● Your goal
Work out how many lines have "Messagerie" in them. Give only that number.

= = = = = = =

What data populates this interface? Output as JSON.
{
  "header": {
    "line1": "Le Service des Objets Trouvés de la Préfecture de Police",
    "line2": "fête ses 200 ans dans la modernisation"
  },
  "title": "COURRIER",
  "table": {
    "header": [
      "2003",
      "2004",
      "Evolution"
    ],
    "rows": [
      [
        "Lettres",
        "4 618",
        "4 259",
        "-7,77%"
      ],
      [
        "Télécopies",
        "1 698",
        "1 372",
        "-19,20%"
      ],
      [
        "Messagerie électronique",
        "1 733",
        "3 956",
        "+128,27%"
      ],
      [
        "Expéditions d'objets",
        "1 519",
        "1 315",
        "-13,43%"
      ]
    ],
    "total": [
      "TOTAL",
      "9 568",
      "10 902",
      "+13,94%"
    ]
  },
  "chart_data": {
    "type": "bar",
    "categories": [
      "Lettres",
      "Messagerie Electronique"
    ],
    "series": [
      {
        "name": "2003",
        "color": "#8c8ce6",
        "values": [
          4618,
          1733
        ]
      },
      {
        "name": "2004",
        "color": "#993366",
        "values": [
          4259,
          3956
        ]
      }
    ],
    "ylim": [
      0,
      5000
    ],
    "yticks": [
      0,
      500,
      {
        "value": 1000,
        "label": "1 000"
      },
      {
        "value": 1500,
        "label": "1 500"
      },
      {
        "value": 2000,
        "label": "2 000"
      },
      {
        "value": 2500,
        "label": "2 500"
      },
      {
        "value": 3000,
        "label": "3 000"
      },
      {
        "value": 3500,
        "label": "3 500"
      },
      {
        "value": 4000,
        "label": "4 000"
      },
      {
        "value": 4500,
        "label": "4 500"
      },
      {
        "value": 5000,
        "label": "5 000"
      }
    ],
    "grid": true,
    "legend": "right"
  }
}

= = = = = = =

● The solution
2